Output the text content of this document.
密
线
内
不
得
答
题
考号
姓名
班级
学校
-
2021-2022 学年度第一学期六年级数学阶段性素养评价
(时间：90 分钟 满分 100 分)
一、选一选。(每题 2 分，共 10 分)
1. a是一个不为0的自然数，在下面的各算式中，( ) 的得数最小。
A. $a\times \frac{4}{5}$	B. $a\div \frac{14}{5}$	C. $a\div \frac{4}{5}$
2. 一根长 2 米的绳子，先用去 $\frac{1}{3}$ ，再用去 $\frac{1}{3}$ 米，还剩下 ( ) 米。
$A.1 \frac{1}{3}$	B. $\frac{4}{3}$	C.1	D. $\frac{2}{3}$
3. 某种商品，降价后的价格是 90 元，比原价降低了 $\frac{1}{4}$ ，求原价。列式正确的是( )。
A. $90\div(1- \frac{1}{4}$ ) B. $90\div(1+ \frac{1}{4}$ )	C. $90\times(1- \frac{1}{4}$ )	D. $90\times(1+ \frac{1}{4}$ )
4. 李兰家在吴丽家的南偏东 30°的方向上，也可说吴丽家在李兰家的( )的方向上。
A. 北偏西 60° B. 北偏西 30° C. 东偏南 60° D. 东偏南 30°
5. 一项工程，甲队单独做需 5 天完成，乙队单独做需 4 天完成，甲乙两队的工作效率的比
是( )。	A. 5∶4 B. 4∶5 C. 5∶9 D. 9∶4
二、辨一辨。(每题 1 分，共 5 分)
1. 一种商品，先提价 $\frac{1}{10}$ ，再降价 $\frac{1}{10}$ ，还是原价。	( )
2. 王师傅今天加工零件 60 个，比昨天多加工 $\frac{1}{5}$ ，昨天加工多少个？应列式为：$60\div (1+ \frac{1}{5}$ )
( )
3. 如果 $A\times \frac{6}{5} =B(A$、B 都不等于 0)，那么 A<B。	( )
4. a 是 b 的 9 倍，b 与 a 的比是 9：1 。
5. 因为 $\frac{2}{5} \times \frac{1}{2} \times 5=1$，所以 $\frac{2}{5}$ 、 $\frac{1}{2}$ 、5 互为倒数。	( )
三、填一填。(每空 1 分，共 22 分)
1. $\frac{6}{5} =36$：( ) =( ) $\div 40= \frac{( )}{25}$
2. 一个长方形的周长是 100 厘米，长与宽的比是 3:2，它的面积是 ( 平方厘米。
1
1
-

..............................

**What to work on**
Write the data back out verbatim.

**The response**
Output the text content of this document.
密
线
内
不
得
答
题
考号
姓名
班级
学校
-
2021-2022 学年度第一学期六年级数学阶段性素养评价
(时间：90 分钟 满分 100 分)
一、选一选。(每题 2 分，共 10 分)
1. a是一个不为0的自然数，在下面的各算式中，( ) 的得数最小。
A. $a\times \frac{4}{5}$	B. $a\div \frac{14}{5}$	C. $a\div \frac{4}{5}$
2. 一根长 2 米的绳子，先用去 $\frac{1}{3}$ ，再用去 $\frac{1}{3}$ 米，还剩下 ( ) 米。
$A.1 \frac{1}{3}$	B. $\frac{4}{3}$	C.1	D. $\frac{2}{3}$
3. 某种商品，降价后的价格是 90 元，比原价降低了 $\frac{1}{4}$ ，求原价。列式正确的是( )。
A. $90\div(1- \frac{1}{4}$ ) B. $90\div(1+ \frac{1}{4}$ )	C. $90\times(1- \frac{1}{4}$ )	D. $90\times(1+ \frac{1}{4}$ )
4. 李兰家在吴丽家的南偏东 30°的方向上，也可说吴丽家在李兰家的( )的方向上。
A. 北偏西 60° B. 北偏西 30° C. 东偏南 60° D. 东偏南 30°
5. 一项工程，甲队单独做需 5 天完成，乙队单独做需 4 天完成，甲乙两队的工作效率的比
是( )。	A. 5∶4 B. 4∶5 C. 5∶9 D. 9∶4
二、辨一辨。(每题 1 分，共 5 分)
1. 一种商品，先提价 $\frac{1}{10}$ ，再降价 $\frac{1}{10}$ ，还是原价。	( )
2. 王师傅今天加工零件 60 个，比昨天多加工 $\frac{1}{5}$ ，昨天加工多少个？应列式为：$60\div (1+ \frac{1}{5}$ )
( )
3. 如果 $A\times \frac{6}{5} =B(A$、B 都不等于 0)，那么 A<B。	( )
4. a 是 b 的 9 倍，b 与 a 的比是 9：1 。
5. 因为 $\frac{2}{5} \times \frac{1}{2} \times 5=1$，所以 $\frac{2}{5}$ 、 $\frac{1}{2}$ 、5 互为倒数。	( )
三、填一填。(每空 1 分，共 22 分)
1. $\frac{6}{5} =36$：( ) =( ) $\div 40= \frac{( )}{25}$
2. 一个长方形的周长是 100 厘米，长与宽的比是 3:2，它的面积是 ( 平方厘米。
1
1
-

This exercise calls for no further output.